Exercise brief. Below is a block of records; reproduce all of them exactly and leave out any pictures.

-=-=-

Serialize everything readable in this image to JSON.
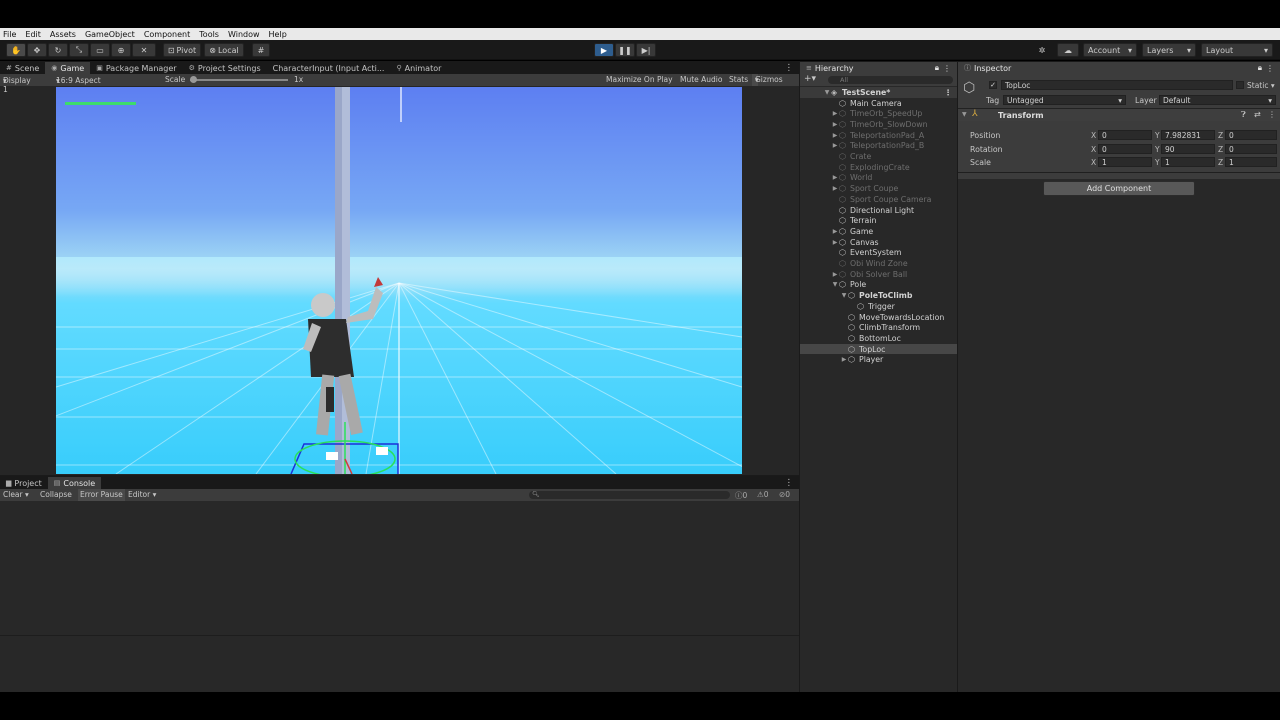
{
  "menu": [
    "File",
    "Edit",
    "Assets",
    "GameObject",
    "Component",
    "Tools",
    "Window",
    "Help"
  ],
  "toolbar": {
    "pivot_label": "Pivot",
    "local_label": "Local",
    "account_label": "Account",
    "layers_label": "Layers",
    "layout_label": "Layout"
  },
  "left_tabs": {
    "scene": "Scene",
    "game": "Game",
    "package_manager": "Package Manager",
    "project_settings": "Project Settings",
    "character_input": "CharacterInput (Input Acti...",
    "animator": "Animator"
  },
  "gamebar": {
    "display": "Display 1",
    "aspect": "16:9 Aspect",
    "scale_label": "Scale",
    "scale_value": "1x",
    "maximize": "Maximize On Play",
    "mute": "Mute Audio",
    "stats": "Stats",
    "gizmos": "Gizmos"
  },
  "bottom_tabs": {
    "project": "Project",
    "console": "Console"
  },
  "console": {
    "clear": "Clear",
    "collapse": "Collapse",
    "error_pause": "Error Pause",
    "editor": "Editor",
    "count_info": "0",
    "count_warn": "0",
    "count_error": "0"
  },
  "hierarchy": {
    "title": "Hierarchy",
    "search_placeholder": "All",
    "scene_name": "TestScene*",
    "items": [
      {
        "label": "Main Camera"
      },
      {
        "label": "TimeOrb_SpeedUp"
      },
      {
        "label": "TimeOrb_SlowDown"
      },
      {
        "label": "TeleportationPad_A"
      },
      {
        "label": "TeleportationPad_B"
      },
      {
        "label": "Crate"
      },
      {
        "label": "ExplodingCrate"
      },
      {
        "label": "World"
      },
      {
        "label": "Sport Coupe"
      },
      {
        "label": "Sport Coupe Camera"
      },
      {
        "label": "Directional Light"
      },
      {
        "label": "Terrain"
      },
      {
        "label": "Game"
      },
      {
        "label": "Canvas"
      },
      {
        "label": "EventSystem"
      },
      {
        "label": "Obi Wind Zone"
      },
      {
        "label": "Obi Solver Ball"
      },
      {
        "label": "Pole"
      },
      {
        "label": "PoleToClimb"
      },
      {
        "label": "Trigger"
      },
      {
        "label": "MoveTowardsLocation"
      },
      {
        "label": "ClimbTransform"
      },
      {
        "label": "BottomLoc"
      },
      {
        "label": "TopLoc"
      },
      {
        "label": "Player"
      }
    ]
  },
  "inspector": {
    "title": "Inspector",
    "object_name": "TopLoc",
    "static_label": "Static",
    "tag_label": "Tag",
    "tag_value": "Untagged",
    "layer_label": "Layer",
    "layer_value": "Default",
    "component_title": "Transform",
    "position_label": "Position",
    "rotation_label": "Rotation",
    "scale_label": "Scale",
    "axis_x": "X",
    "axis_y": "Y",
    "axis_z": "Z",
    "position": {
      "x": "0",
      "y": "7.982831",
      "z": "0"
    },
    "rotation": {
      "x": "0",
      "y": "90",
      "z": "0"
    },
    "scale": {
      "x": "1",
      "y": "1",
      "z": "1"
    },
    "add_component": "Add Component"
  },
  "colors": {
    "play_active": "#2e5d8e",
    "selection": "#474747",
    "health_bar": "#3ddc6b"
  }
}
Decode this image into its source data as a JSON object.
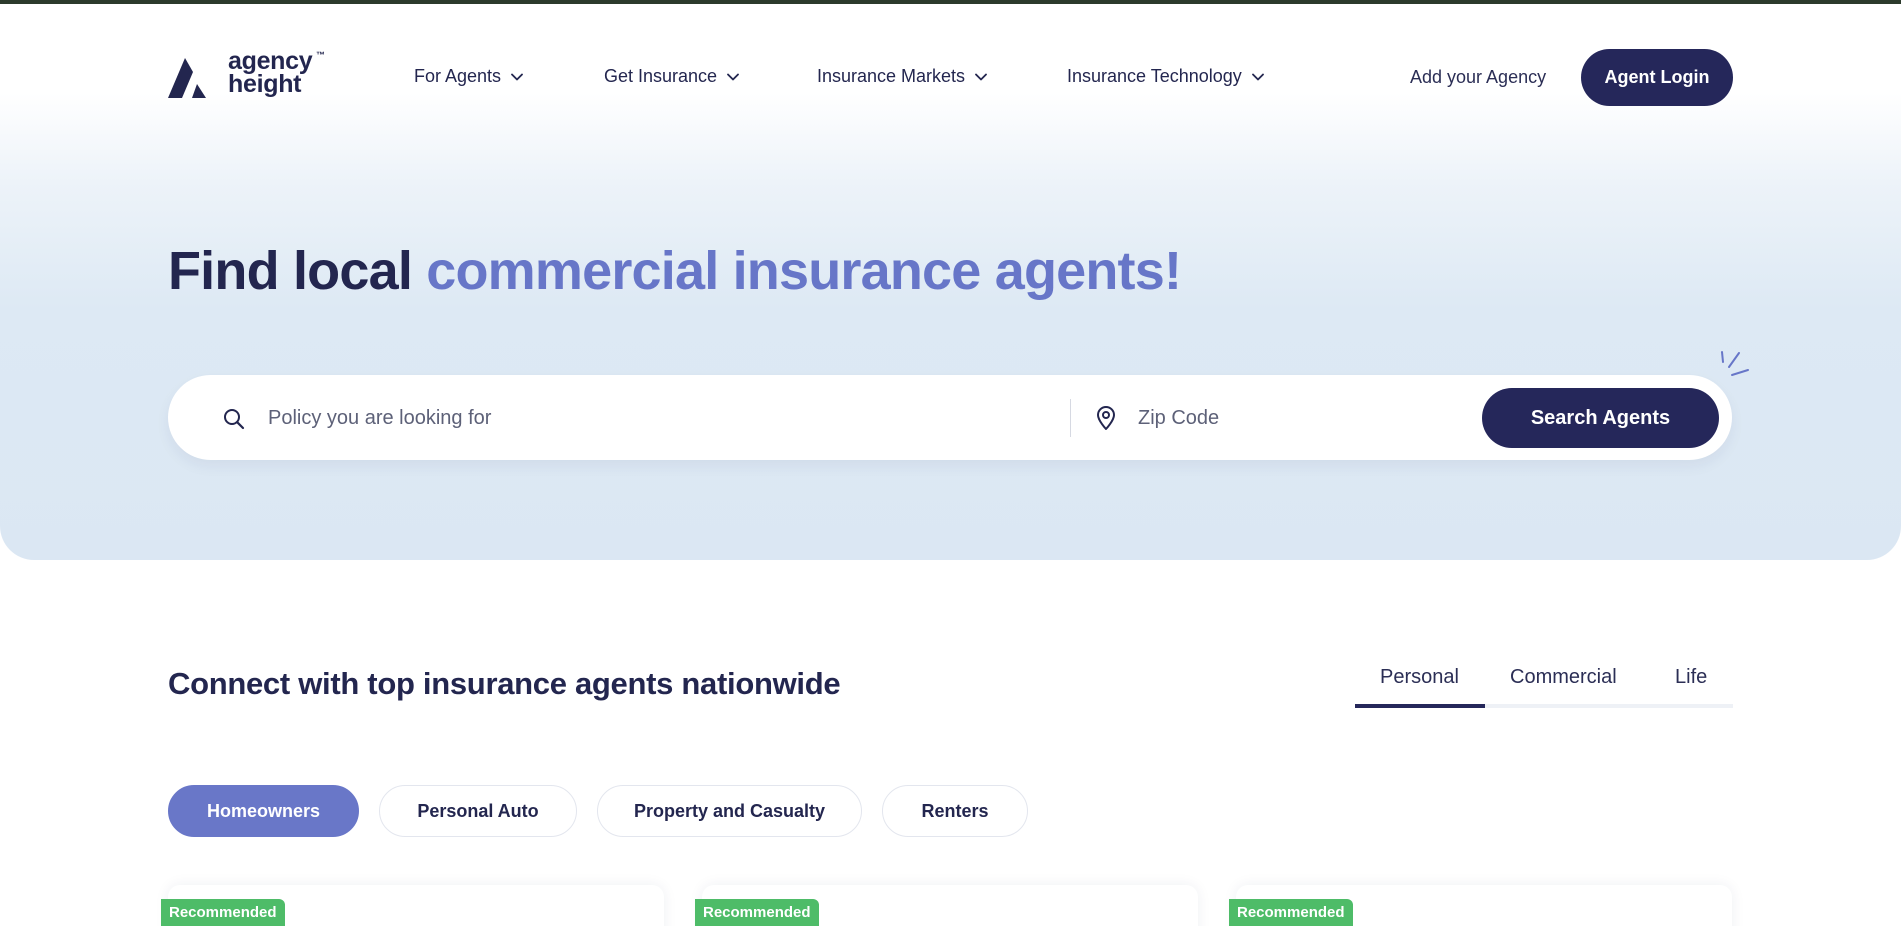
{
  "header": {
    "logo": {
      "line1": "agency",
      "line2": "height",
      "tm": "™"
    },
    "nav": [
      {
        "label": "For Agents"
      },
      {
        "label": "Get Insurance"
      },
      {
        "label": "Insurance Markets"
      },
      {
        "label": "Insurance Technology"
      }
    ],
    "add_agency": "Add your Agency",
    "login": "Agent Login"
  },
  "hero": {
    "title_dark": "Find local",
    "title_accent": "commercial insurance agents!",
    "search": {
      "policy_placeholder": "Policy you are looking for",
      "zip_placeholder": "Zip Code",
      "button": "Search Agents"
    }
  },
  "connect": {
    "title": "Connect with top insurance agents nationwide",
    "tabs": [
      {
        "label": "Personal",
        "active": true
      },
      {
        "label": "Commercial",
        "active": false
      },
      {
        "label": "Life",
        "active": false
      }
    ],
    "pills": [
      {
        "label": "Homeowners",
        "active": true
      },
      {
        "label": "Personal Auto",
        "active": false
      },
      {
        "label": "Property and Casualty",
        "active": false
      },
      {
        "label": "Renters",
        "active": false
      }
    ],
    "cards": [
      {
        "badge": "Recommended"
      },
      {
        "badge": "Recommended"
      },
      {
        "badge": "Recommended"
      }
    ]
  },
  "colors": {
    "navy": "#25275a",
    "accent": "#6776c8",
    "pill_active": "#6977c8",
    "badge_green": "#4ebc68",
    "hero_bg": "#dbe7f3"
  },
  "icons": [
    "logo-mark-icon",
    "chevron-down-icon",
    "search-icon",
    "location-pin-icon",
    "sparkle-icon"
  ]
}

-=-=-

Solution to this problem.
Serialize everything readable in this image to JSON.
{
  "menu": [
    "File",
    "Edit",
    "Assets",
    "GameObject",
    "Component",
    "Tools",
    "Window",
    "Help"
  ],
  "toolbar": {
    "pivot_label": "Pivot",
    "local_label": "Local",
    "account_label": "Account",
    "layers_label": "Layers",
    "layout_label": "Layout"
  },
  "left_tabs": {
    "scene": "Scene",
    "game": "Game",
    "package_manager": "Package Manager",
    "project_settings": "Project Settings",
    "character_input": "CharacterInput (Input Acti...",
    "animator": "Animator"
  },
  "gamebar": {
    "display": "Display 1",
    "aspect": "16:9 Aspect",
    "scale_label": "Scale",
    "scale_value": "1x",
    "maximize": "Maximize On Play",
    "mute": "Mute Audio",
    "stats": "Stats",
    "gizmos": "Gizmos"
  },
  "bottom_tabs": {
    "project": "Project",
    "console": "Console"
  },
  "console": {
    "clear": "Clear",
    "collapse": "Collapse",
    "error_pause": "Error Pause",
    "editor": "Editor",
    "count_info": "0",
    "count_warn": "0",
    "count_error": "0"
  },
  "hierarchy": {
    "title": "Hierarchy",
    "search_placeholder": "All",
    "scene_name": "TestScene*",
    "items": [
      {
        "label": "Main Camera"
      },
      {
        "label": "TimeOrb_SpeedUp"
      },
      {
        "label": "TimeOrb_SlowDown"
      },
      {
        "label": "TeleportationPad_A"
      },
      {
        "label": "TeleportationPad_B"
      },
      {
        "label": "Crate"
      },
      {
        "label": "ExplodingCrate"
      },
      {
        "label": "World"
      },
      {
        "label": "Sport Coupe"
      },
      {
        "label": "Sport Coupe Camera"
      },
      {
        "label": "Directional Light"
      },
      {
        "label": "Terrain"
      },
      {
        "label": "Game"
      },
      {
        "label": "Canvas"
      },
      {
        "label": "EventSystem"
      },
      {
        "label": "Obi Wind Zone"
      },
      {
        "label": "Obi Solver Ball"
      },
      {
        "label": "Pole"
      },
      {
        "label": "PoleToClimb"
      },
      {
        "label": "Trigger"
      },
      {
        "label": "MoveTowardsLocation"
      },
      {
        "label": "ClimbTransform"
      },
      {
        "label": "BottomLoc"
      },
      {
        "label": "TopLoc"
      },
      {
        "label": "Player"
      }
    ]
  },
  "inspector": {
    "title": "Inspector",
    "object_name": "TopLoc",
    "static_label": "Static",
    "tag_label": "Tag",
    "tag_value": "Untagged",
    "layer_label": "Layer",
    "layer_value": "Default",
    "component_title": "Transform",
    "position_label": "Position",
    "rotation_label": "Rotation",
    "scale_label": "Scale",
    "axis_x": "X",
    "axis_y": "Y",
    "axis_z": "Z",
    "position": {
      "x": "0",
      "y": "7.982831",
      "z": "0"
    },
    "rotation": {
      "x": "0",
      "y": "90",
      "z": "0"
    },
    "scale": {
      "x": "1",
      "y": "1",
      "z": "1"
    },
    "add_component": "Add Component"
  },
  "colors": {
    "play_active": "#2e5d8e",
    "selection": "#474747",
    "health_bar": "#3ddc6b"
  }
}
Decode this image into its source data as a JSON object.
{
  "header": {
    "logo": {
      "line1": "agency",
      "line2": "height",
      "tm": "™"
    },
    "nav": [
      {
        "label": "For Agents"
      },
      {
        "label": "Get Insurance"
      },
      {
        "label": "Insurance Markets"
      },
      {
        "label": "Insurance Technology"
      }
    ],
    "add_agency": "Add your Agency",
    "login": "Agent Login"
  },
  "hero": {
    "title_dark": "Find local",
    "title_accent": "commercial insurance agents!",
    "search": {
      "policy_placeholder": "Policy you are looking for",
      "zip_placeholder": "Zip Code",
      "button": "Search Agents"
    }
  },
  "connect": {
    "title": "Connect with top insurance agents nationwide",
    "tabs": [
      {
        "label": "Personal",
        "active": true
      },
      {
        "label": "Commercial",
        "active": false
      },
      {
        "label": "Life",
        "active": false
      }
    ],
    "pills": [
      {
        "label": "Homeowners",
        "active": true
      },
      {
        "label": "Personal Auto",
        "active": false
      },
      {
        "label": "Property and Casualty",
        "active": false
      },
      {
        "label": "Renters",
        "active": false
      }
    ],
    "cards": [
      {
        "badge": "Recommended"
      },
      {
        "badge": "Recommended"
      },
      {
        "badge": "Recommended"
      }
    ]
  },
  "colors": {
    "navy": "#25275a",
    "accent": "#6776c8",
    "pill_active": "#6977c8",
    "badge_green": "#4ebc68",
    "hero_bg": "#dbe7f3"
  },
  "icons": [
    "logo-mark-icon",
    "chevron-down-icon",
    "search-icon",
    "location-pin-icon",
    "sparkle-icon"
  ]
}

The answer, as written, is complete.